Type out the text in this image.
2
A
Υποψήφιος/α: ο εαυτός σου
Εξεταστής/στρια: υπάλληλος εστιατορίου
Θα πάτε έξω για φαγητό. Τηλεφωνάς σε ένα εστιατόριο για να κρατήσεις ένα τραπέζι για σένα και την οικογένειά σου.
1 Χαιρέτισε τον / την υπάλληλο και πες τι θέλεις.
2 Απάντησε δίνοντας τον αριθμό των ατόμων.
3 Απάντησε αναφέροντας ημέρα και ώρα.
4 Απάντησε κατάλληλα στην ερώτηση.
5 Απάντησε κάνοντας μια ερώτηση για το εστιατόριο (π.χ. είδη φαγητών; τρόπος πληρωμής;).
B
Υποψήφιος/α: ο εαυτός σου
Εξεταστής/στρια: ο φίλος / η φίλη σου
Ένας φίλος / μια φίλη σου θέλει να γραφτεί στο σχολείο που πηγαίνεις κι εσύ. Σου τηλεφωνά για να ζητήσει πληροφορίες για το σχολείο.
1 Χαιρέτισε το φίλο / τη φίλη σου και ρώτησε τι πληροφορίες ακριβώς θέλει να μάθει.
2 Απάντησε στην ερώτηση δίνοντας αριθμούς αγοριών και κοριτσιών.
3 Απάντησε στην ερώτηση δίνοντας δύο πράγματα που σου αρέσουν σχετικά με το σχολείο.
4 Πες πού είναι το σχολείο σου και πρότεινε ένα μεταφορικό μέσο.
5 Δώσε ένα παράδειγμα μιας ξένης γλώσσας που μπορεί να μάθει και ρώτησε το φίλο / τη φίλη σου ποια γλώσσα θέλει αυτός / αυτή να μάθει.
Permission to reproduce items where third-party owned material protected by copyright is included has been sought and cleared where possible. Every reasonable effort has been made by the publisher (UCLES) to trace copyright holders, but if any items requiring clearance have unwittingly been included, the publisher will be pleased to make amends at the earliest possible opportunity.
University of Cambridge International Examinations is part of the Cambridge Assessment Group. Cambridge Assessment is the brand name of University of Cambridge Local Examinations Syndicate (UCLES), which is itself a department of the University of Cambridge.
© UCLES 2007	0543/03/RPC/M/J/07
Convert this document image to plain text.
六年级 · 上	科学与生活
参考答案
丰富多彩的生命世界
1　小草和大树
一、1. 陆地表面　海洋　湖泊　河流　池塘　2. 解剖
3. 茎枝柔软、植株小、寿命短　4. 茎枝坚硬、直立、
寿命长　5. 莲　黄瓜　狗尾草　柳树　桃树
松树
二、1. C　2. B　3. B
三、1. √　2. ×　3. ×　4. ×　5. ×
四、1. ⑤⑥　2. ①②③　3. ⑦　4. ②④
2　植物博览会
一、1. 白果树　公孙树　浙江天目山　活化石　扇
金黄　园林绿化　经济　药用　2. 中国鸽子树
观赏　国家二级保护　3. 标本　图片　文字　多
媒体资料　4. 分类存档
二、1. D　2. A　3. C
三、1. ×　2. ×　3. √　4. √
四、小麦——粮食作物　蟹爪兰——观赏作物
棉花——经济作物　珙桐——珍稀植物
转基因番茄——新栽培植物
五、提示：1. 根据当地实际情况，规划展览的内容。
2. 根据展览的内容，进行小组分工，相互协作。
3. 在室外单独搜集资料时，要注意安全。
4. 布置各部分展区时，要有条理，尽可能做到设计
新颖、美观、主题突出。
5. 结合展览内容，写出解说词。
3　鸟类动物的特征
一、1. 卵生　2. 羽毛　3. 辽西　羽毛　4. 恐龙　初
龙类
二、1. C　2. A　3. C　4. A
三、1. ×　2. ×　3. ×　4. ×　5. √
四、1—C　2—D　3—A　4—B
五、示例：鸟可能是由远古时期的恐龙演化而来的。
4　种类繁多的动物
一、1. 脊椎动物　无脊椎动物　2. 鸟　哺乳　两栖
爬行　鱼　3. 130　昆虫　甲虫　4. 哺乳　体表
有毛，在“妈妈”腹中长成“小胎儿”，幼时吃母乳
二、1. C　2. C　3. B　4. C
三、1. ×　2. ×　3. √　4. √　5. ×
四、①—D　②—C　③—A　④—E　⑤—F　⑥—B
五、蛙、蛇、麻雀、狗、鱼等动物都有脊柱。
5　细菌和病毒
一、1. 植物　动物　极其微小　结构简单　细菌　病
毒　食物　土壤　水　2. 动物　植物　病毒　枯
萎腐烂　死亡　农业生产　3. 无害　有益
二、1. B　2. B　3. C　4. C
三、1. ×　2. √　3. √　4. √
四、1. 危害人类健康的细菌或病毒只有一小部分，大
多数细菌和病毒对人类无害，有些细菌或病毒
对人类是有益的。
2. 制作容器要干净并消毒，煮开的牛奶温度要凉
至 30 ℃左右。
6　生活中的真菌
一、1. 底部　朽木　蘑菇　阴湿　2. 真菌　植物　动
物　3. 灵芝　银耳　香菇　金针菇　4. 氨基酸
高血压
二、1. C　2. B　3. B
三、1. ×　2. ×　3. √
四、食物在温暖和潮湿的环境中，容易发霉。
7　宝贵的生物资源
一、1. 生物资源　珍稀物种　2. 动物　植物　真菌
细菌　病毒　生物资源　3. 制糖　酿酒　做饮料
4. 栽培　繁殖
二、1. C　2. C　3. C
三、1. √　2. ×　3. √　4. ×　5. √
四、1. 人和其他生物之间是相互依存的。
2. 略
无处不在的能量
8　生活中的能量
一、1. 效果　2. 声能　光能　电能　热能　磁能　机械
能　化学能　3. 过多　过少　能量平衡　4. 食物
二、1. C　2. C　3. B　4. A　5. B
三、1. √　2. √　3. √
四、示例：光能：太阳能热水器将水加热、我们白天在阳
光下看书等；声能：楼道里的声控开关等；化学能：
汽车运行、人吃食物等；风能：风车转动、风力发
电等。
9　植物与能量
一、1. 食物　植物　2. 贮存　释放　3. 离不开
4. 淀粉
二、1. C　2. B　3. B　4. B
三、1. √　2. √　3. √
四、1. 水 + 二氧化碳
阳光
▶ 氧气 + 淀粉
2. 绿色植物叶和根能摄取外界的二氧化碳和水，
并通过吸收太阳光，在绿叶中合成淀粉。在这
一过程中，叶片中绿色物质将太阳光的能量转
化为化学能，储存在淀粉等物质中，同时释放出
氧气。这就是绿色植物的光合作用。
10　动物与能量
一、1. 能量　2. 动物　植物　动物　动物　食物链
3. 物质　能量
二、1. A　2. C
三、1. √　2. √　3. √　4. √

● **Problem details**: Your answer should be one number: the count of lines in the data above that include the word "εστιατόριο".

● **Final result**: 2